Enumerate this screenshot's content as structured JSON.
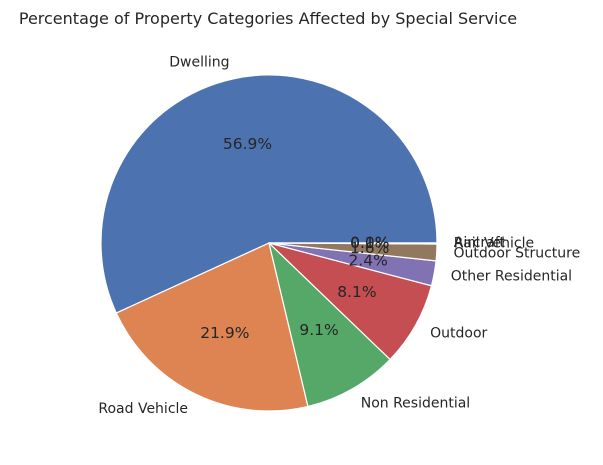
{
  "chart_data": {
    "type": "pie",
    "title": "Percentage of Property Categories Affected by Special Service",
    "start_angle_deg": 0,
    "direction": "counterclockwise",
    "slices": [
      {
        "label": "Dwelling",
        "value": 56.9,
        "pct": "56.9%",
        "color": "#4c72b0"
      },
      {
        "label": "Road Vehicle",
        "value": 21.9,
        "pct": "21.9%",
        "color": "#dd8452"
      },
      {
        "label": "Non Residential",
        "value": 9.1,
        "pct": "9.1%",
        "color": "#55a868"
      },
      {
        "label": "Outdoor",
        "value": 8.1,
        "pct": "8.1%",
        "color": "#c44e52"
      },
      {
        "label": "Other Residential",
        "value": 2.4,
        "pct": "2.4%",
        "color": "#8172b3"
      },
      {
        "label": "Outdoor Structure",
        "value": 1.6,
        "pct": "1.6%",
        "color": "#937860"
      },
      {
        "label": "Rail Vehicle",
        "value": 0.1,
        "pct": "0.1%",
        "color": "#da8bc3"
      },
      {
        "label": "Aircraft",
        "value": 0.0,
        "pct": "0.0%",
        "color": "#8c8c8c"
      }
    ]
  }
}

* * *

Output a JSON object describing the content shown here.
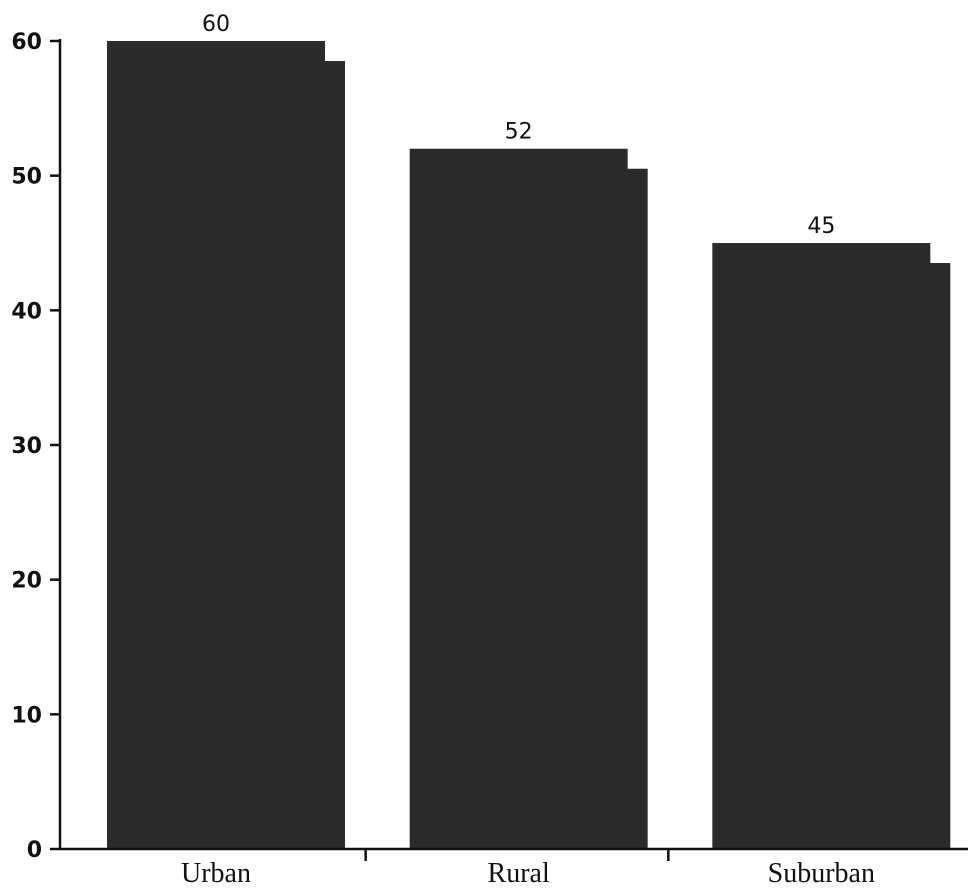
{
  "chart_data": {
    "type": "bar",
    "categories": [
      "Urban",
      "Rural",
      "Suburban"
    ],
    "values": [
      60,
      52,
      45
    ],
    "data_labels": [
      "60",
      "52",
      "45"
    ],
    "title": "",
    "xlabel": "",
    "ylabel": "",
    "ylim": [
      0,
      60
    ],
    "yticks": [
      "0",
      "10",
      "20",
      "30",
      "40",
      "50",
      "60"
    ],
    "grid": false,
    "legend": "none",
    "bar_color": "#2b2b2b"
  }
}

* [TASK DESCRIPTION] Take every line from the data that contains the word "title".

* [WORKED SOLUTION]
    "title": "Percentage of Property Categories Affected by Special Service",
    "title": "",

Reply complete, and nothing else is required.